_Dataset records_
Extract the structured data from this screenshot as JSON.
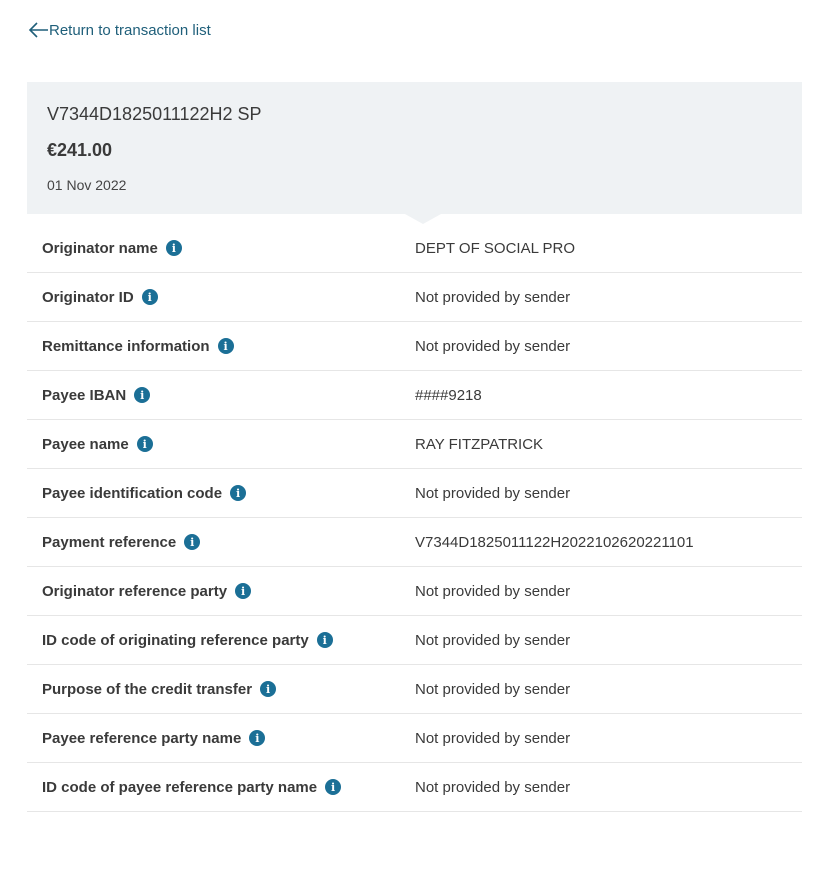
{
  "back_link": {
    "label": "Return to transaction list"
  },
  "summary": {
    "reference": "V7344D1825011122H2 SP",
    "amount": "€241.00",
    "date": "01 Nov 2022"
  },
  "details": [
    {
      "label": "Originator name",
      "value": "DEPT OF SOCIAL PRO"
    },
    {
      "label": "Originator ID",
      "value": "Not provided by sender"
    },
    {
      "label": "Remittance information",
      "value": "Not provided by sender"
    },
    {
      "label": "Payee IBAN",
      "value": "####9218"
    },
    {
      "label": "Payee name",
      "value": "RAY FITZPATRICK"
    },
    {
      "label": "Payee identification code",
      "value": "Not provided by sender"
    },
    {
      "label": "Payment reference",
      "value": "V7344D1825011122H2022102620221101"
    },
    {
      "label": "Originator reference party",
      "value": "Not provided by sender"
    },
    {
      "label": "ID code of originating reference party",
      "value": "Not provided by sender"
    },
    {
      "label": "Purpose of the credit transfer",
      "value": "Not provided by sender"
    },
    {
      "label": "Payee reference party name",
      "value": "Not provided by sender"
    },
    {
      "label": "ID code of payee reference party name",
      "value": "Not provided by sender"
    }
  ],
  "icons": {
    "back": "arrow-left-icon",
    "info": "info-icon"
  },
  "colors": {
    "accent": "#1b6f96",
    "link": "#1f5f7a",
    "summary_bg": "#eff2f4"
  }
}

_WHAT IS REQUIRED_
Give all the lines above again, character for character, without pictures.

_SOLVED EXERCISE_
Extract the structured data from this screenshot as JSON.
{
  "back_link": {
    "label": "Return to transaction list"
  },
  "summary": {
    "reference": "V7344D1825011122H2 SP",
    "amount": "€241.00",
    "date": "01 Nov 2022"
  },
  "details": [
    {
      "label": "Originator name",
      "value": "DEPT OF SOCIAL PRO"
    },
    {
      "label": "Originator ID",
      "value": "Not provided by sender"
    },
    {
      "label": "Remittance information",
      "value": "Not provided by sender"
    },
    {
      "label": "Payee IBAN",
      "value": "####9218"
    },
    {
      "label": "Payee name",
      "value": "RAY FITZPATRICK"
    },
    {
      "label": "Payee identification code",
      "value": "Not provided by sender"
    },
    {
      "label": "Payment reference",
      "value": "V7344D1825011122H2022102620221101"
    },
    {
      "label": "Originator reference party",
      "value": "Not provided by sender"
    },
    {
      "label": "ID code of originating reference party",
      "value": "Not provided by sender"
    },
    {
      "label": "Purpose of the credit transfer",
      "value": "Not provided by sender"
    },
    {
      "label": "Payee reference party name",
      "value": "Not provided by sender"
    },
    {
      "label": "ID code of payee reference party name",
      "value": "Not provided by sender"
    }
  ],
  "icons": {
    "back": "arrow-left-icon",
    "info": "info-icon"
  },
  "colors": {
    "accent": "#1b6f96",
    "link": "#1f5f7a",
    "summary_bg": "#eff2f4"
  }
}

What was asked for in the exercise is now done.